--- Start Information given ---
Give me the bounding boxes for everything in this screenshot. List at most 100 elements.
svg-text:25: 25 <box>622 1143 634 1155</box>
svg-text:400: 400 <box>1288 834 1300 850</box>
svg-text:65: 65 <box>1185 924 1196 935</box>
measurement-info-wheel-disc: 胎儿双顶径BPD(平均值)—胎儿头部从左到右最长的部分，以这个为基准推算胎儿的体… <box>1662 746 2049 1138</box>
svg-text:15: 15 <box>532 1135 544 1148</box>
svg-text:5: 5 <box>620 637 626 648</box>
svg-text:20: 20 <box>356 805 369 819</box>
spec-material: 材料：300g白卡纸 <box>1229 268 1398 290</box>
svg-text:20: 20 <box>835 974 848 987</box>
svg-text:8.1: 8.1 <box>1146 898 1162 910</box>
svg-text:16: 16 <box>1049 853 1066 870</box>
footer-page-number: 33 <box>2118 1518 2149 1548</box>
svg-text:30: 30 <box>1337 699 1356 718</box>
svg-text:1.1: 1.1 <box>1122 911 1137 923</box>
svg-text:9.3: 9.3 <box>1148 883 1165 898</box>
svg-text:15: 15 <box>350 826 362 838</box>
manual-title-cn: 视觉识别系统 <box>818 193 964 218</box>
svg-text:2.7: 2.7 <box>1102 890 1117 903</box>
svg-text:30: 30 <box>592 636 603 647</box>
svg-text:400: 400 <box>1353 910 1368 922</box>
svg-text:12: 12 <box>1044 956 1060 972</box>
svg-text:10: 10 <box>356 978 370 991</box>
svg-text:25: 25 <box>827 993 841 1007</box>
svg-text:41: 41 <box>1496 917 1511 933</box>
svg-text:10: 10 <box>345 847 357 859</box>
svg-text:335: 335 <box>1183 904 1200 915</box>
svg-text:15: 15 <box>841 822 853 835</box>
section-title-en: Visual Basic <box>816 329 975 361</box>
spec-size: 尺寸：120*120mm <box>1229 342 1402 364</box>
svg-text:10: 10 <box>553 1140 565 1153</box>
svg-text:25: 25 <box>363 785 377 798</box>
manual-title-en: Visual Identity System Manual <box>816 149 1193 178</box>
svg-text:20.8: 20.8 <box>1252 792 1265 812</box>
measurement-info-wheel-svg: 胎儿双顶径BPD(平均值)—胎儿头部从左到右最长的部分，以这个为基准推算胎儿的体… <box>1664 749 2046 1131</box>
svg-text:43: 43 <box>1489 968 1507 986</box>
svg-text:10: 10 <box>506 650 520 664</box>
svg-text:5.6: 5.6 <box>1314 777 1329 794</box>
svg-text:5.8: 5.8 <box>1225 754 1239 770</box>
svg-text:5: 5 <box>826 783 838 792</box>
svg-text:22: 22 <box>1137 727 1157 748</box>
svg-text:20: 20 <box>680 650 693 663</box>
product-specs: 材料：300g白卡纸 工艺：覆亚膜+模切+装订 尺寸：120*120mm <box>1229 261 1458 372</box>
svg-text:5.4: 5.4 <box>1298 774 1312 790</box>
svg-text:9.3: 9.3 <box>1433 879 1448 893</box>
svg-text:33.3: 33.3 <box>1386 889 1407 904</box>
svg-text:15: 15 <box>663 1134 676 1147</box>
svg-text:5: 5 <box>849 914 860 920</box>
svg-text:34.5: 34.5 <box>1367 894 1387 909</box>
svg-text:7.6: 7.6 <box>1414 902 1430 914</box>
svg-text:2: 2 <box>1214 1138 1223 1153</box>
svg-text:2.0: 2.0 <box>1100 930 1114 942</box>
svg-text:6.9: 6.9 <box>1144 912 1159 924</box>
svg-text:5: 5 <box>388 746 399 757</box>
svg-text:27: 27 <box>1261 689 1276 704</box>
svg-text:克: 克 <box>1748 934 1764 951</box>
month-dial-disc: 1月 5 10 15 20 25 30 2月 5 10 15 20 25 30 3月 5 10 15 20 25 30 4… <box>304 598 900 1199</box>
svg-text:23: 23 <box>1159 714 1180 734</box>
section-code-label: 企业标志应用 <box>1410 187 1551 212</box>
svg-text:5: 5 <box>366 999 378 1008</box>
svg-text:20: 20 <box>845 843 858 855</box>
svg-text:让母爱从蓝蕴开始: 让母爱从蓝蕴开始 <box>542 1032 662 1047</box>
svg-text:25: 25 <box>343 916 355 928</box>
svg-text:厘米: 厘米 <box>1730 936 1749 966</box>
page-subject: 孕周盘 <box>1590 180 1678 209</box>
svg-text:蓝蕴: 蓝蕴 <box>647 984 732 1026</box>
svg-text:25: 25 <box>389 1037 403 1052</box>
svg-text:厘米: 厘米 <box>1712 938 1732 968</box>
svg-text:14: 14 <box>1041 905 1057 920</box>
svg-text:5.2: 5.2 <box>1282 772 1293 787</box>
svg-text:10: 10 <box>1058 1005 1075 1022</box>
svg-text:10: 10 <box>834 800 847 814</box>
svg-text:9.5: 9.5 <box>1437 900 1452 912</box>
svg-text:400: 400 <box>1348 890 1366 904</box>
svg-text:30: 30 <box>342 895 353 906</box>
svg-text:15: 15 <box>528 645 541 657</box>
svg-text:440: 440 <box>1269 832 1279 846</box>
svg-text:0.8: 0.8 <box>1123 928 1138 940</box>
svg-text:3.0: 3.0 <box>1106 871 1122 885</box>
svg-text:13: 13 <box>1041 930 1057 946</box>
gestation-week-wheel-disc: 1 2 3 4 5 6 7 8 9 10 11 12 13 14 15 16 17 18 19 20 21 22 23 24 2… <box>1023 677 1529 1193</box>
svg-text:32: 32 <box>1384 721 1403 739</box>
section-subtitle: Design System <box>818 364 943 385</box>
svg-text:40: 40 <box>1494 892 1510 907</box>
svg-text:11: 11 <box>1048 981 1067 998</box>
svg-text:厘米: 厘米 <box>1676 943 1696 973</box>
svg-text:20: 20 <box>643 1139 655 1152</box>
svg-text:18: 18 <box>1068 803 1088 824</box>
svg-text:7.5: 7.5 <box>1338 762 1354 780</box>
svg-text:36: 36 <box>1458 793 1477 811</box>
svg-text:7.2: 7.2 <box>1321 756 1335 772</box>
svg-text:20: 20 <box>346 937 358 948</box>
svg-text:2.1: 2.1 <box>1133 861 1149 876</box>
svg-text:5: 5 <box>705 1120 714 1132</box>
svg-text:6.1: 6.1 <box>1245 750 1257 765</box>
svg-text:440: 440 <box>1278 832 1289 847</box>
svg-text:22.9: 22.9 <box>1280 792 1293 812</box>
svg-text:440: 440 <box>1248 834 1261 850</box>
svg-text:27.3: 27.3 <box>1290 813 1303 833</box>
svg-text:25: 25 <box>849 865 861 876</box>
--- End Information given ---
▸ Task description: Reproduce the entire listing above line for line, leaving every character unchanged.

▸ Complete answer:
Give me the bounding boxes for everything in this screenshot. List at most 100 elements.
svg-text:25: 25 <box>622 1143 634 1155</box>
svg-text:400: 400 <box>1288 834 1300 850</box>
svg-text:65: 65 <box>1185 924 1196 935</box>
measurement-info-wheel-disc: 胎儿双顶径BPD(平均值)—胎儿头部从左到右最长的部分，以这个为基准推算胎儿的体… <box>1662 746 2049 1138</box>
svg-text:15: 15 <box>532 1135 544 1148</box>
svg-text:5: 5 <box>620 637 626 648</box>
svg-text:20: 20 <box>356 805 369 819</box>
spec-material: 材料：300g白卡纸 <box>1229 268 1398 290</box>
svg-text:20: 20 <box>835 974 848 987</box>
svg-text:8.1: 8.1 <box>1146 898 1162 910</box>
svg-text:16: 16 <box>1049 853 1066 870</box>
footer-page-number: 33 <box>2118 1518 2149 1548</box>
svg-text:30: 30 <box>1337 699 1356 718</box>
svg-text:1.1: 1.1 <box>1122 911 1137 923</box>
svg-text:9.3: 9.3 <box>1148 883 1165 898</box>
svg-text:15: 15 <box>350 826 362 838</box>
manual-title-cn: 视觉识别系统 <box>818 193 964 218</box>
svg-text:2.7: 2.7 <box>1102 890 1117 903</box>
svg-text:30: 30 <box>592 636 603 647</box>
svg-text:400: 400 <box>1353 910 1368 922</box>
svg-text:12: 12 <box>1044 956 1060 972</box>
svg-text:10: 10 <box>356 978 370 991</box>
svg-text:25: 25 <box>827 993 841 1007</box>
svg-text:41: 41 <box>1496 917 1511 933</box>
svg-text:10: 10 <box>345 847 357 859</box>
svg-text:335: 335 <box>1183 904 1200 915</box>
svg-text:15: 15 <box>841 822 853 835</box>
section-title-en: Visual Basic <box>816 329 975 361</box>
spec-size: 尺寸：120*120mm <box>1229 342 1402 364</box>
svg-text:10: 10 <box>553 1140 565 1153</box>
svg-text:25: 25 <box>363 785 377 798</box>
manual-title-en: Visual Identity System Manual <box>816 149 1193 178</box>
svg-text:20.8: 20.8 <box>1252 792 1265 812</box>
measurement-info-wheel-svg: 胎儿双顶径BPD(平均值)—胎儿头部从左到右最长的部分，以这个为基准推算胎儿的体… <box>1664 749 2046 1131</box>
svg-text:43: 43 <box>1489 968 1507 986</box>
svg-text:10: 10 <box>506 650 520 664</box>
svg-text:5.6: 5.6 <box>1314 777 1329 794</box>
svg-text:5.8: 5.8 <box>1225 754 1239 770</box>
svg-text:5: 5 <box>826 783 838 792</box>
svg-text:22: 22 <box>1137 727 1157 748</box>
svg-text:20: 20 <box>680 650 693 663</box>
product-specs: 材料：300g白卡纸 工艺：覆亚膜+模切+装订 尺寸：120*120mm <box>1229 261 1458 372</box>
svg-text:5.4: 5.4 <box>1298 774 1312 790</box>
svg-text:9.3: 9.3 <box>1433 879 1448 893</box>
svg-text:33.3: 33.3 <box>1386 889 1407 904</box>
svg-text:15: 15 <box>663 1134 676 1147</box>
svg-text:5: 5 <box>849 914 860 920</box>
svg-text:34.5: 34.5 <box>1367 894 1387 909</box>
svg-text:7.6: 7.6 <box>1414 902 1430 914</box>
svg-text:2: 2 <box>1214 1138 1223 1153</box>
svg-text:2.0: 2.0 <box>1100 930 1114 942</box>
svg-text:6.9: 6.9 <box>1144 912 1159 924</box>
svg-text:5: 5 <box>388 746 399 757</box>
svg-text:27: 27 <box>1261 689 1276 704</box>
svg-text:克: 克 <box>1748 934 1764 951</box>
month-dial-disc: 1月 5 10 15 20 25 30 2月 5 10 15 20 25 30 3月 5 10 15 20 25 30 4… <box>304 598 900 1199</box>
svg-text:23: 23 <box>1159 714 1180 734</box>
section-code-label: 企业标志应用 <box>1410 187 1551 212</box>
svg-text:5: 5 <box>366 999 378 1008</box>
svg-text:20: 20 <box>845 843 858 855</box>
svg-text:让母爱从蓝蕴开始: 让母爱从蓝蕴开始 <box>542 1032 662 1047</box>
svg-text:25: 25 <box>343 916 355 928</box>
svg-text:厘米: 厘米 <box>1730 936 1749 966</box>
page-subject: 孕周盘 <box>1590 180 1678 209</box>
svg-text:蓝蕴: 蓝蕴 <box>647 984 732 1026</box>
svg-text:25: 25 <box>389 1037 403 1052</box>
svg-text:厘米: 厘米 <box>1712 938 1732 968</box>
svg-text:14: 14 <box>1041 905 1057 920</box>
svg-text:5.2: 5.2 <box>1282 772 1293 787</box>
svg-text:10: 10 <box>1058 1005 1075 1022</box>
svg-text:10: 10 <box>834 800 847 814</box>
svg-text:9.5: 9.5 <box>1437 900 1452 912</box>
svg-text:400: 400 <box>1348 890 1366 904</box>
svg-text:30: 30 <box>342 895 353 906</box>
svg-text:15: 15 <box>528 645 541 657</box>
svg-text:440: 440 <box>1269 832 1279 846</box>
svg-text:0.8: 0.8 <box>1123 928 1138 940</box>
svg-text:3.0: 3.0 <box>1106 871 1122 885</box>
svg-text:13: 13 <box>1041 930 1057 946</box>
gestation-week-wheel-disc: 1 2 3 4 5 6 7 8 9 10 11 12 13 14 15 16 17 18 19 20 21 22 23 24 2… <box>1023 677 1529 1193</box>
svg-text:32: 32 <box>1384 721 1403 739</box>
section-subtitle: Design System <box>818 364 943 385</box>
svg-text:40: 40 <box>1494 892 1510 907</box>
svg-text:11: 11 <box>1048 981 1067 998</box>
svg-text:厘米: 厘米 <box>1676 943 1696 973</box>
svg-text:20: 20 <box>643 1139 655 1152</box>
svg-text:18: 18 <box>1068 803 1088 824</box>
svg-text:7.5: 7.5 <box>1338 762 1354 780</box>
svg-text:36: 36 <box>1458 793 1477 811</box>
svg-text:7.2: 7.2 <box>1321 756 1335 772</box>
svg-text:20: 20 <box>346 937 358 948</box>
svg-text:2.1: 2.1 <box>1133 861 1149 876</box>
svg-text:5: 5 <box>705 1120 714 1132</box>
svg-text:6.1: 6.1 <box>1245 750 1257 765</box>
svg-text:440: 440 <box>1278 832 1289 847</box>
svg-text:22.9: 22.9 <box>1280 792 1293 812</box>
svg-text:440: 440 <box>1248 834 1261 850</box>
svg-text:27.3: 27.3 <box>1290 813 1303 833</box>
svg-text:25: 25 <box>849 865 861 876</box>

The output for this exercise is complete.